» Directions for this task
Tally every line of the listing below that holds "slope", then give the tally alone.

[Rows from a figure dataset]
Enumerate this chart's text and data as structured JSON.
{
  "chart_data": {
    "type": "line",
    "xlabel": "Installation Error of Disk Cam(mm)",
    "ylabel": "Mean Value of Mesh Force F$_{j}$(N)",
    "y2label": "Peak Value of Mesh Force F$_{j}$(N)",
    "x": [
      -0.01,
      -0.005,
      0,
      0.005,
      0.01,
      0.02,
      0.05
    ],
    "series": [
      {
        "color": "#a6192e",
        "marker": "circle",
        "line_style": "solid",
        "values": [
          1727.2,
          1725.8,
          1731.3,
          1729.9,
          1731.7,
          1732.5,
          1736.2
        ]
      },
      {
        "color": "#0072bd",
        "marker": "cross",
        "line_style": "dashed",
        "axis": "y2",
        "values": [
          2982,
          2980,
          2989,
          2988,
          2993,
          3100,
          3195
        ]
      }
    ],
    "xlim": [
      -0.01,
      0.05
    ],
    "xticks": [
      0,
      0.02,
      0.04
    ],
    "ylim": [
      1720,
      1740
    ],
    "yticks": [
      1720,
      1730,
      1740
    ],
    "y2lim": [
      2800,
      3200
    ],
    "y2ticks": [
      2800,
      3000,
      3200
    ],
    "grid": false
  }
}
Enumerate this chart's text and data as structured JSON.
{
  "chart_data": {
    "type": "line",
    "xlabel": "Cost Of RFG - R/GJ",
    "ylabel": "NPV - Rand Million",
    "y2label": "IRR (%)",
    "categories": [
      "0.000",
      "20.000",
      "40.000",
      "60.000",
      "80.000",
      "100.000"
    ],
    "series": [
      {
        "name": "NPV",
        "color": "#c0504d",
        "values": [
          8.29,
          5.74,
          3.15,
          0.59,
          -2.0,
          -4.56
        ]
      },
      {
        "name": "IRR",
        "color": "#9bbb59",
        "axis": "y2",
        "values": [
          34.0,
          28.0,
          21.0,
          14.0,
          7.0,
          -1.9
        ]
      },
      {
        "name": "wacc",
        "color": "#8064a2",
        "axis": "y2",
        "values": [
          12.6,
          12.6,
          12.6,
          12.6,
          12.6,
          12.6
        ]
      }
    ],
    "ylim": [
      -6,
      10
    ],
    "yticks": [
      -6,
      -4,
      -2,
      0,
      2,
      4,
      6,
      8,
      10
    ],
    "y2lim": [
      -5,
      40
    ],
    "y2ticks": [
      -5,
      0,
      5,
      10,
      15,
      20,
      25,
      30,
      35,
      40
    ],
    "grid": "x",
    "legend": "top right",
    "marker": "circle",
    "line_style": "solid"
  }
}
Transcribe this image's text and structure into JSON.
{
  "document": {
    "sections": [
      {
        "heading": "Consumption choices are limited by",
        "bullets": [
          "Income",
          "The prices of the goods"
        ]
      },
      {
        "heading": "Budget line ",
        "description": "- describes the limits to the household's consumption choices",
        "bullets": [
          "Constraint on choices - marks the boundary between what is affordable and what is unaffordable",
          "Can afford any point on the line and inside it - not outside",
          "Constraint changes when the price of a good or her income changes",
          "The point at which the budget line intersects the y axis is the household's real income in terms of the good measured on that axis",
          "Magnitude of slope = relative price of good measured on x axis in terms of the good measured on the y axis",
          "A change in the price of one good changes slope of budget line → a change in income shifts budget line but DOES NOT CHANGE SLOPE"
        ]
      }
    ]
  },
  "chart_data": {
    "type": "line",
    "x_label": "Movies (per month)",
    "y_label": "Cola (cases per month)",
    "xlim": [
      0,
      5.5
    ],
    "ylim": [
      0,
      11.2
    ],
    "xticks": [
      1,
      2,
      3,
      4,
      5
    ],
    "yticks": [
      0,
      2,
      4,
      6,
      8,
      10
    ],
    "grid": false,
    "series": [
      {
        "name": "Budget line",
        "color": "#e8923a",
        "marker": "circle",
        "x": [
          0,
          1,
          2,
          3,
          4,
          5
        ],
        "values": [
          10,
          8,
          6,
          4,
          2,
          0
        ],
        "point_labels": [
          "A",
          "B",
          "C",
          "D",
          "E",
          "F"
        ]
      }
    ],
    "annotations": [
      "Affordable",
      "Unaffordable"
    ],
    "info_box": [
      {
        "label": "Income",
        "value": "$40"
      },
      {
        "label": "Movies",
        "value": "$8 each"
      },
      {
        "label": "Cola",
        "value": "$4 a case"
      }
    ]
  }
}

» Completed exercise
2